Directive A:
Reproduce word for word the lines of the records from the first line through the line containing "list-item[interactable] <box>162 263", including both ends.

Source extract:
################

Regression discontinuity design
A regression discontinuity design can be used in the
case where units can be ranked in order based on measurement of a high-level
outcome before any intervention takes place. For instance, reading level for students or crime clearance
rate for a police district. A
sub-set of the units below a point on the outcome measurement are then given
the intervention. After the
intervention has taken place, if it is successful, there should be a clear
improvement in those subject to the intervention but no similar amount of
improvement amongst those units above the cut off point (which did not receive
the intervention). This design is
more ethically acceptable in a case where there are limited resources for
piloting an intervention because (in contrast to a true experiment) the
intervention resources are being allocated to those units with the greatest
need.
The diagram below represents this design.
Time series design
A time series design uses the fact that a sufficiently long series of measures have been taken on a high-level outcome. An intervention is then introduced (or has been introduced in a retrospective analysis) and if the intervention has had an effect, a clear shift in the level of the high-level outcome measurements should be observable at the point in time when the intervention occurred.
The diagram below sets this out.
Exhaustive alternative causal explanation elimination design
The exhaustive alternative causal explanation design proceeds by examining all of the possible alternative hypothetical outcomes hierarchies that may lie behind the changes observed in high-level outcome measurement. This can use a range of techniques all directed at identifying and excluding alternative explanations to the intervention. Sometimes this is described as more “forensic-type” method rather than the experimental approaches used above.
The diagram below sets this out.
Expert opinion summary judgment design [1]
In this design, an expert is asked to give their summary judgment opinion regarding whether high-level outcomes are attributable to an intervention. They are expected to use whatever data gathering and analysis methods they normally use in their work in the area and to draw on their previous knowledge in dealing with similar instances.
The diagram below sets out this design.
Key informants opinion summary judgment design [1]
In this design, key informants (people who have experience of the program or significant parts of the program) are asked to give them summary judgment opinion as to whether changes in high-level outcomes are attributable to the intervention. They are expected to use whatever data gathering and analysis methods they normally use in their day to day work and to draw on their previous knowledge in dealing with similar instances. These judgments are then summarized and analyzed and brought together as a set of findings about the outcomes of the program. [2]
[1] The first five of these designs are based on the thinking of the international evaluation expert Michael Scriven on possible ways of establishing causality in evaluation. The author has added the final two as some stakeholders in some situations regard these as providing sufficient evidence of causality for them to act upon. Whether or not these designs are accepted by a particular community of users of an outcomes system is up to that community of users. In theory it would be possible for a community of users to reject the notion that there are a particular set of whole-intervention outcomes attribution evaluation designs which provide more robust outcome attribution than other types of evaluation (often known as formative or process evaluation). Some of those who adopt a post-modern, relativist, interpretativist or constructivist theory of science may want to do so. Outcomes theory only seeks that such communities of users make an explicit decision about their rejection so that they can be clear about what is known, not known and what is feasible and affordable to know about a particular outcomes system.
[2] A number of communities of users believe that the last two designs would not usually be expected to establish causality as robustly as the other listed designs. However these designs are frequently used by some communities of users and therefore deserve a place in a full typology of whole-intervention outcome attribution evaluation designs; in particular circumstances they are feasible, timely, affordable and accepted by stakeholders as better than having no whole-intervention high-level outcome attribution information. Even though they are often more feasible, timely and affordable than the other five designs, decision-makers have to consider on a case by case basis whether these designs can actually provide any coherent information about attribution or whether they will just end up being examples of pseudo-outcomes studies. Pseudo-outcomes studies are ones which do not contribute any sound information about attribution to a particular intervention but merely record that outcomes improved over the time period that the intervention was running.
V1-0.

################

Stored data:
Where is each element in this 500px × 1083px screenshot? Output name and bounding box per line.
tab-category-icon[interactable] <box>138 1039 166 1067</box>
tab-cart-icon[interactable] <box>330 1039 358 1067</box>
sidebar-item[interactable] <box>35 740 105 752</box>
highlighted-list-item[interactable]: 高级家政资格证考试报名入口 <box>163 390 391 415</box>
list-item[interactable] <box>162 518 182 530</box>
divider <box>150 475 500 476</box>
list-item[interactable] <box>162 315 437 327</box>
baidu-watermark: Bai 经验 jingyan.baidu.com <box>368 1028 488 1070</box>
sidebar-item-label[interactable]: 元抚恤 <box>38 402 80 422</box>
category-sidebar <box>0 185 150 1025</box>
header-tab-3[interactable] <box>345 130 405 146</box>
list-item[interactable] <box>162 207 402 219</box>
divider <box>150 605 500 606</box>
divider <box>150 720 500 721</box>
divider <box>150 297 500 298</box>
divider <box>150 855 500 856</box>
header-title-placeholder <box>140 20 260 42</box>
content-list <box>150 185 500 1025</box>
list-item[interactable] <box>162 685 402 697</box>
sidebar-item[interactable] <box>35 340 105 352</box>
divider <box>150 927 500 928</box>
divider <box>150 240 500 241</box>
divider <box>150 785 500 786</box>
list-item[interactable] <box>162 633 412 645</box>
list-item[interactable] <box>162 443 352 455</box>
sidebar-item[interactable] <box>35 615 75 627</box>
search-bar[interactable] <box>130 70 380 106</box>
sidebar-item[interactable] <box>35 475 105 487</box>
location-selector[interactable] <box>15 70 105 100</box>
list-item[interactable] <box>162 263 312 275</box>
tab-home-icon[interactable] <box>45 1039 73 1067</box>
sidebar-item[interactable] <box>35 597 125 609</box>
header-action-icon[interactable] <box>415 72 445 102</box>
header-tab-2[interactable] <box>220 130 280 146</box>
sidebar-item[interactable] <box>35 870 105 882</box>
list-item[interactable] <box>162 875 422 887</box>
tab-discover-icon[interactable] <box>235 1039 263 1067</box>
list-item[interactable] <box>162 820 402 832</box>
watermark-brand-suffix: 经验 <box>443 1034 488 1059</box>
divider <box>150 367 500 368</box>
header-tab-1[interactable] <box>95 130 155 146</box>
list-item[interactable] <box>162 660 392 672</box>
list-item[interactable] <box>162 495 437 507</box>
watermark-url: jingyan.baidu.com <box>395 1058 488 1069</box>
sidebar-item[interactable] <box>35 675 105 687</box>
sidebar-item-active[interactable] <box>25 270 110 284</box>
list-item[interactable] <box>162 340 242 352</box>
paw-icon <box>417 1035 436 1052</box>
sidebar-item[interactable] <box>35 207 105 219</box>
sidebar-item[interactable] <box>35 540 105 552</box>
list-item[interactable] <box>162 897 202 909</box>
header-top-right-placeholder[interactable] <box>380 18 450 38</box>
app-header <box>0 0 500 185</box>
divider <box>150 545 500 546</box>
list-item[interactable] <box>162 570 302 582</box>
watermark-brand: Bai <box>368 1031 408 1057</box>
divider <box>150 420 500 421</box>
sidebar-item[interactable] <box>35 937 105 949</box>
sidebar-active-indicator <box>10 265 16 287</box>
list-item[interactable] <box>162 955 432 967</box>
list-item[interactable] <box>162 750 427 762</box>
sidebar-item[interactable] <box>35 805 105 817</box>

################

Directive B:
List every design that has its own heading in the evaluation designs text.

Exercise response A:
Where is each element in this 500px × 1083px screenshot? Output name and bounding box per line.
tab-category-icon[interactable] <box>138 1039 166 1067</box>
tab-cart-icon[interactable] <box>330 1039 358 1067</box>
sidebar-item[interactable] <box>35 740 105 752</box>
highlighted-list-item[interactable]: 高级家政资格证考试报名入口 <box>163 390 391 415</box>
list-item[interactable] <box>162 518 182 530</box>
divider <box>150 475 500 476</box>
list-item[interactable] <box>162 315 437 327</box>
baidu-watermark: Bai 经验 jingyan.baidu.com <box>368 1028 488 1070</box>
sidebar-item-label[interactable]: 元抚恤 <box>38 402 80 422</box>
category-sidebar <box>0 185 150 1025</box>
header-tab-3[interactable] <box>345 130 405 146</box>
list-item[interactable] <box>162 207 402 219</box>
divider <box>150 605 500 606</box>
divider <box>150 720 500 721</box>
divider <box>150 297 500 298</box>
divider <box>150 855 500 856</box>
header-title-placeholder <box>140 20 260 42</box>
content-list <box>150 185 500 1025</box>
list-item[interactable] <box>162 685 402 697</box>
sidebar-item[interactable] <box>35 340 105 352</box>
divider <box>150 927 500 928</box>
divider <box>150 240 500 241</box>
divider <box>150 785 500 786</box>
list-item[interactable] <box>162 633 412 645</box>
list-item[interactable] <box>162 443 352 455</box>
sidebar-item[interactable] <box>35 615 75 627</box>
search-bar[interactable] <box>130 70 380 106</box>
sidebar-item[interactable] <box>35 475 105 487</box>
location-selector[interactable] <box>15 70 105 100</box>
list-item[interactable] <box>162 263 312 275</box>

Exercise response B:
Regression discontinuity design
Time series design
Exhaustive alternative causal explanation elimination design
Expert opinion summary judgment design
Key informants opinion summary judgment design